Aufgabenstellung
Führe den Text über Zeit und Bildfrequenz in der Animation nach seinem letzten Satz weiter.

Quelle
━━━━━━━━━━━━━━━━━━━━━━━━━━━━━━

Zeit und Bildfrequenz
Die Grundlage jeder Animation ist die Erzeugung von Bewegung durch das schnelle Hintereinanderzeigen leicht veränderter Einzelbilder. Dieses Phänomen nutzt die Trägheit der menschlichen Wahrnehmung: Wenn pro Sekunde genügend Bilder gezeigt werden, entsteht der Eindruck kontinuierlicher Bewegung. Dieses Prinzip ist auch als „Persistence of Vision“ bekannt und bildet die Basis sowohl für klassische Trickfilmtechnik als auch für digitale Echtzeit-Animation.
Ein zentraler technischer Parameter dabei ist die Bildfrequenz, gemessen in Frames per Second (FPS). Der klassische Kinostandard liegt bei 24 FPS – eine Geschwindigkeit, die als ausreichend empfunden wird, um Bewegungen flüssig, aber dennoch filmisch zu gestalten. Fernsehen, Videospiele und digitale Medien arbeiten häufig mit 25, 30 oder sogar 60 FPS. Höhere Framerates führen zu technisch „sauberer“ wirkender Bewegung, können aber – je nach Kontext – auch steril oder zu glatt wirken und emotionale Gestaltungsabsicht abschwächen.
Gestalterisch ist die Wahl der Bildfrequenz niemals neutral: Sie beeinflusst nicht nur die technische Qualität, sondern auch die Rhythmik, Wirkung und Ausdruckskraft einer Animation. Eine niedrige Framerate kann bewusst als Stilmittel eingesetzt werden – etwa um Grobheit, Naivität oder Nostalgie zu erzeugen. Umgekehrt kann eine hohe Framerate zur Darstellung von Präzision, Schnelligkeit oder digitaler Glätte beitragen. In der Praxis entstehen viele gestalterische Entscheidungen im Zusammenspiel von Framerate, Bildanzahl und tatsächlicher Abspielgeschwindigkeit.
Auch das Verhältnis von Keyframes und Inbetweens, die Dauer einzelner Posen und die Gleichmäßigkeit der Bildverteilung über die Zeit beeinflussen maßgeblich den Bewegungscharakter. Nicht die Anzahl der Bilder allein entscheidet über die Qualität, sondern deren Platzierung, Rhythmus und Gewichtung. Die Auseinandersetzung mit Zeitstruktur ist daher nicht nur technisch notwendig, sondern ein zentrales gestalterisches Thema der Animation.

━━━━━━━━━━━━━━━━━━━━━━━━━━━━━━

(Einträge zu Elementen und Koordinaten)
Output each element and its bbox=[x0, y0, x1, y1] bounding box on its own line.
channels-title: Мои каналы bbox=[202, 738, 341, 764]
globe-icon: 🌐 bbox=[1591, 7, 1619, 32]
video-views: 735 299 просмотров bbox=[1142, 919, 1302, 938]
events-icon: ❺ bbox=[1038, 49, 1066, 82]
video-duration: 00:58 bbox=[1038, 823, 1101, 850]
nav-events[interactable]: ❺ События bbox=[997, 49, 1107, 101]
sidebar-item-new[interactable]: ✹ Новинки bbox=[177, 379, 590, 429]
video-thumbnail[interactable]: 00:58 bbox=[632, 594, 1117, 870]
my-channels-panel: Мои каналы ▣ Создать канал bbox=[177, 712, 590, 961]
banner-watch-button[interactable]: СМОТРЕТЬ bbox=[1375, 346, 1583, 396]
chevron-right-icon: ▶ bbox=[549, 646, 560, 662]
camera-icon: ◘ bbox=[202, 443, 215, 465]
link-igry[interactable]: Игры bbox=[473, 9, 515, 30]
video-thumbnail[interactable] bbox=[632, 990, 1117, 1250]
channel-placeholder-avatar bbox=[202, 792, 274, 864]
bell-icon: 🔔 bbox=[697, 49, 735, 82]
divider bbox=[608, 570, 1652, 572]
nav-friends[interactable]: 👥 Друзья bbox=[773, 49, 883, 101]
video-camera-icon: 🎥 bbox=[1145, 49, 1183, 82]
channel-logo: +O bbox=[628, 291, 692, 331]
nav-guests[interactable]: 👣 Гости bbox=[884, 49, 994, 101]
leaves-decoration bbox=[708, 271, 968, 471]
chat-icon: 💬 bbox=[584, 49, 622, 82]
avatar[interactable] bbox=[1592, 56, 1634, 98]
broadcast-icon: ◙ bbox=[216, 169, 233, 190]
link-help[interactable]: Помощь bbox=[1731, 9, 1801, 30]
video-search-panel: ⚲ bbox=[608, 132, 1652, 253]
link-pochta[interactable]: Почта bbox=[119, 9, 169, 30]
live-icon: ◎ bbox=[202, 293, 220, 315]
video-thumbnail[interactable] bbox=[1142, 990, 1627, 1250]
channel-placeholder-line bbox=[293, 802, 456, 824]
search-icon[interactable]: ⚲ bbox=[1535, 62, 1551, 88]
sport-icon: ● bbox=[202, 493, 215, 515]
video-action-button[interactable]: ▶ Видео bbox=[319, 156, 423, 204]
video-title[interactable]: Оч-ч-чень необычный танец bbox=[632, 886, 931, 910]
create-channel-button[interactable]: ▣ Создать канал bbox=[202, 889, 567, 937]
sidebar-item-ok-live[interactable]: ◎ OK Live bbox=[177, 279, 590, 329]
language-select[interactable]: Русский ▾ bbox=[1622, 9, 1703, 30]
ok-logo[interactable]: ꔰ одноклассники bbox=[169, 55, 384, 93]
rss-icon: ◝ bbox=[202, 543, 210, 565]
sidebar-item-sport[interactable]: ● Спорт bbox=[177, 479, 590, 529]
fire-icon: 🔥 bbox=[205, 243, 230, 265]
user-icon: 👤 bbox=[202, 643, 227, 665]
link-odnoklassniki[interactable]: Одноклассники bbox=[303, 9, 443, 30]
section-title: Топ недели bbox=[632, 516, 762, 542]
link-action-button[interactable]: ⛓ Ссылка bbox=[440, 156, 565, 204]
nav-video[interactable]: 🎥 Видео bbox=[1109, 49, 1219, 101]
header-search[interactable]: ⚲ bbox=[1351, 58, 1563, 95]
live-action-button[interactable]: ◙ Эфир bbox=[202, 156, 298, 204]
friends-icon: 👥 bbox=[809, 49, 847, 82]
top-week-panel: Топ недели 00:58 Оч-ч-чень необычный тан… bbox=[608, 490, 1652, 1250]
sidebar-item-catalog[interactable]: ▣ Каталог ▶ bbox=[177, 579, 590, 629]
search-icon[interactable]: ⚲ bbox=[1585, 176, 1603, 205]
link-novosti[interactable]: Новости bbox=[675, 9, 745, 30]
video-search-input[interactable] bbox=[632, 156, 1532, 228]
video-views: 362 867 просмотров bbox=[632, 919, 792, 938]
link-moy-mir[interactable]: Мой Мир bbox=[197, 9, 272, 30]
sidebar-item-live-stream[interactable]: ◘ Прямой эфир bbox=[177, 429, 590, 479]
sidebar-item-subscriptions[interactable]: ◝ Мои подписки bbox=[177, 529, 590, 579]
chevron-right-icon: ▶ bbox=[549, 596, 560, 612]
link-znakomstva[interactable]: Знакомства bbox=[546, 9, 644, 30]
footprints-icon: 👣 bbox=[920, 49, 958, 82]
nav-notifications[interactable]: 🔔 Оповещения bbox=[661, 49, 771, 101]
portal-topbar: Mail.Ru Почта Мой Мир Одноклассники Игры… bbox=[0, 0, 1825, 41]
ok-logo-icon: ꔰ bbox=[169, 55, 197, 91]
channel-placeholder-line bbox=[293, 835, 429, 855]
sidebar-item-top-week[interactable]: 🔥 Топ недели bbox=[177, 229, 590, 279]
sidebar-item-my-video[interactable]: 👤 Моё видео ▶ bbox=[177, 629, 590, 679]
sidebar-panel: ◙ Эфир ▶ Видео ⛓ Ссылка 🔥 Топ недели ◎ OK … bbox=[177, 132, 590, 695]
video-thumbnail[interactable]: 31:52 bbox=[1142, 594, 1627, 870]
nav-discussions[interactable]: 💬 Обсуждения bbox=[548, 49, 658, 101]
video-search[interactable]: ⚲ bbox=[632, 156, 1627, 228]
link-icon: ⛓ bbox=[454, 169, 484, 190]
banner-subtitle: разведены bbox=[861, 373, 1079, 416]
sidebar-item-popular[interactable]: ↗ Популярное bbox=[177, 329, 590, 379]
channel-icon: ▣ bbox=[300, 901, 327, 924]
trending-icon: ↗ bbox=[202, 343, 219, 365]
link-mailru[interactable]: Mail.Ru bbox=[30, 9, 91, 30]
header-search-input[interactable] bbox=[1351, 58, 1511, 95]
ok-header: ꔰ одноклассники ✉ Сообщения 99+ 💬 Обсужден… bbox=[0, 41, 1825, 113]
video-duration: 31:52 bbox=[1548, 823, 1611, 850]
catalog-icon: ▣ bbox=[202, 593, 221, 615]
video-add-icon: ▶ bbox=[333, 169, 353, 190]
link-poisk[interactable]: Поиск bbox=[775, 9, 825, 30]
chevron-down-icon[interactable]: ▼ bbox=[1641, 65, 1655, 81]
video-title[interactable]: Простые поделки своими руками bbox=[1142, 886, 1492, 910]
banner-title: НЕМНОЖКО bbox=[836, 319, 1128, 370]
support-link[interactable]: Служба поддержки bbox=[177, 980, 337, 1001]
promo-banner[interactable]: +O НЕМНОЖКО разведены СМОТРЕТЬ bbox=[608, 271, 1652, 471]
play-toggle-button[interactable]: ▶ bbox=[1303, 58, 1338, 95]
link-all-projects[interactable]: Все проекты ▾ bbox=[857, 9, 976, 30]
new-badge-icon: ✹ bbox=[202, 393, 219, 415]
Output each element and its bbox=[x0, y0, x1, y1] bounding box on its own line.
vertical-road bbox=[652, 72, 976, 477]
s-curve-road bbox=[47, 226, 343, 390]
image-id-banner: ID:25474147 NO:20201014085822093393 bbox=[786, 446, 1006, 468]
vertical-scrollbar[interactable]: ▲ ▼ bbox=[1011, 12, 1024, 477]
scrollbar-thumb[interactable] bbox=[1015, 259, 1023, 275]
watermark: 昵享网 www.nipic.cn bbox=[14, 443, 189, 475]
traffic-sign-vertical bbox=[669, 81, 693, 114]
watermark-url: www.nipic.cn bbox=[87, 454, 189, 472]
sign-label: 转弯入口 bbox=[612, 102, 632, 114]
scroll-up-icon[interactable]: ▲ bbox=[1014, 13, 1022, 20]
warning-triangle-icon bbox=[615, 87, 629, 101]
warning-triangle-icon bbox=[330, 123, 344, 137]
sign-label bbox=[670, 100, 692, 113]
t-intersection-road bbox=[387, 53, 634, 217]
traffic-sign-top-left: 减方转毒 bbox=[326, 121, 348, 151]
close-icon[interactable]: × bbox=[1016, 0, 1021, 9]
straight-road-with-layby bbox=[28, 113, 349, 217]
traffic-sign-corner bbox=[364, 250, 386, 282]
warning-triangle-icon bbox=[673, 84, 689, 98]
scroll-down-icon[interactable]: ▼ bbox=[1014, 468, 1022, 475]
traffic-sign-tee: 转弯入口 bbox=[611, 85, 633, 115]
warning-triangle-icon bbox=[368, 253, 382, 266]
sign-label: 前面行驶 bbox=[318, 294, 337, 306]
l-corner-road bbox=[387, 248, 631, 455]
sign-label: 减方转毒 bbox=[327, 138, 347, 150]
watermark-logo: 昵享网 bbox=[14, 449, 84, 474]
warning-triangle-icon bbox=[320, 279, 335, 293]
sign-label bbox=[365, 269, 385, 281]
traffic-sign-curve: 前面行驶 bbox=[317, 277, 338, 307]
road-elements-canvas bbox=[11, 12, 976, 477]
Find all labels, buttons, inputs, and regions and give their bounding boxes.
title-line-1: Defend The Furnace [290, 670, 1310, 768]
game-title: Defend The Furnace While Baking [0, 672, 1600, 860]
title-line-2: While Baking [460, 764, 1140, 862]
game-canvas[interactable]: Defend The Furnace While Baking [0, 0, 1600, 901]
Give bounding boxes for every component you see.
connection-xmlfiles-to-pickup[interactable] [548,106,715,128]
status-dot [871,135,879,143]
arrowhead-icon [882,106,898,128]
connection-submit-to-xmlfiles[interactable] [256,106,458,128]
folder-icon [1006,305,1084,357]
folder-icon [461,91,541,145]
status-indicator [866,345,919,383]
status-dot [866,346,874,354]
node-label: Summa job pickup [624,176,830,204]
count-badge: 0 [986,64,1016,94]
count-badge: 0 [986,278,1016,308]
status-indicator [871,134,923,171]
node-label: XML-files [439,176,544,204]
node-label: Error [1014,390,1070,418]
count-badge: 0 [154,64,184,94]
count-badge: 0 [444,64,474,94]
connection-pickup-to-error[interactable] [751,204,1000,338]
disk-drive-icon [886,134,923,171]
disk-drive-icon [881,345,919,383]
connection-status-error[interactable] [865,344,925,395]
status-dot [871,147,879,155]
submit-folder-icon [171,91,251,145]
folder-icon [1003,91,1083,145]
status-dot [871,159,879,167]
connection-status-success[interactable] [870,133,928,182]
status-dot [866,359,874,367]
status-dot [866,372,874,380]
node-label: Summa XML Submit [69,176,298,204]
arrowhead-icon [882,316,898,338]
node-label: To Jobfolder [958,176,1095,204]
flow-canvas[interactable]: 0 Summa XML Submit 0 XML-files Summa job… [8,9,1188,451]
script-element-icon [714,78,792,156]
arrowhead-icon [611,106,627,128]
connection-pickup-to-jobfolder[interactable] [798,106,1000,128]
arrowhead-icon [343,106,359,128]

━━━━━━━━━━━━━━━━━━━━━━━━━━━━━━

Ergebnis der Übung
Bewegung und Transformation
Veränderung ist das grundlegende Prinzip jeder Animation. Ohne Veränderung über die Zeit bleibt ein Bild statisch. Erst durch die gezielte Abfolge von Zustandsänderungen – etwa in Form von Bewegung, Formveränderung oder Positionswechsel – entsteht der Eindruck von Lebendigkeit, Aktion oder Prozesshaftigkeit. In der gestalterischen Praxis bedeutet Animation daher immer auch: eine Aussage in Zeit zu strukturieren und visuell erlebbar zu machen.
Zu den grundlegenden Transformationen zählen Translation (Verschiebung im Raum), Rotation (Drehung um eine Achse) und Skalierung (Vergrößerung oder Verkleinerung). Diese drei Basisoperationen ermöglichen es, Objekte zu bewegen, zu drehen oder zu verändern – einzeln oder in Kombination. Darüber hinaus gibt es komplexere Transformationen wie Scherung, Verformung (Deformation) oder Morphing zwischen Formen, die insbesondere in digitalen oder generativen Animationsumgebungen häufig zum Einsatz kommen.
Eine Transformation kann auf unterschiedliche Weise verlaufen: linear, beschleunigend, abrupt, rhythmisch oder oszillierend. Ob ein Objekt sich gleichmäßig bewegt oder in Intervallen springt, ob eine Rotation konstant erfolgt oder impulsartig, beeinflusst stark den Charakter der Bewegung. Gestalterisch entscheidend ist hierbei nicht nur das „Was“ der Transformation, sondern auch das „Wie“ ihres Ablaufs über die Zeit.
Die Kombination mehrerer Transformationen eröffnet ein weites Feld an Ausdrucksmöglichkeiten. Wenn ein Objekt etwa gleichzeitig rotiert, skaliert und seine Position entlang einer gekrümmten Bahn verändert, entsteht ein komplexer Bewegungsablauf mit hoher dynamischer Dichte. Solche Bewegungsfiguren sind vor allem in abstrakter Animation zentral, da sie ohne figurative Narration visuelle Energie, Rhythmus und Spannung erzeugen können. Transformation ist damit nicht nur technische Funktion, sondern ein wesentliches gestalterisches Ausdrucksmittel.
Die 12 Prinzipien der Animation
Die von den Disney-Animatoren Frank Thomas und Ollie Johnston formulierten zwölf Prinzipien bilden ein praxisorientiertes Rahmenwerk, um Bewegung glaubhaft, lesbar und gestalterisch wirksam zu gestalten1). Sie gelten als Grundlage für jede Form der Animation, auch in nicht-narrativen oder softwarebasierten Kontexten.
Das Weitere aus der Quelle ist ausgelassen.